_SOURCE_

# hello world!



## Quaris (Aug 3, 2009)

Hi everyone! 

A very nice forum you have here. I have to confess... I have been lurking around here quite a while but never had the courage to register and order my own caffe. (lol typical eh?)

For over 1 year I have been looking for my type but I can't deside it. My primary objective is to find it!

Hope we get along and sorry for my english, I'm not native.


Quaris


----------



## Mr. CafeBot (Jun 13, 2009)

*Welcome to PersonalityCafe!*

*You are hearing a robotic sounding voice coming towards you*



Greetings Quaris and welcome to PersonalityCafe!! My name is Mr. CafeBot. I am here to personally greet you and thank you for joining our humble little forum. No matter your type, you will surely experience a wonderful time with the members of this forum. We cater to all personality types so you will never feel alone or weird. Truth is this forum is full of weirdos!! Pleazeee hel.... *Ahem*I mean we have the nicest people you will ever meet.

_INFORMATION PROVIDED_

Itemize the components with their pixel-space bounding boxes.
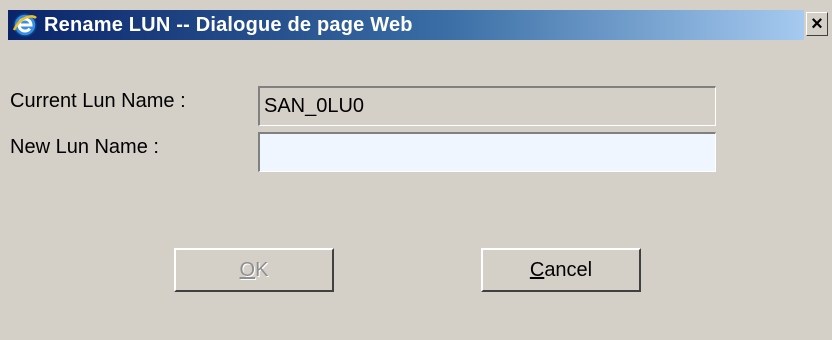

_REQUIRED WORK_
#1 Print the passage of the forum thread starting at "## Quaris (Aug" and ending at "(lol typical eh?)".
#2 Quote every sentence in Mr. CafeBot's reply in the forum thread that ends with an exclamation mark.

_EXERCISE ANSWERS_
#1
## Quaris (Aug 3, 2009)

Hi everyone! 

A very nice forum you have here. I have to confess... I have been lurking around here quite a while but never had the courage to register and order my own caffe. (lol typical eh?)

#2
- Welcome to PersonalityCafe!
- Greetings Quaris and welcome to PersonalityCafe!!
- Truth is this forum is full of weirdos!!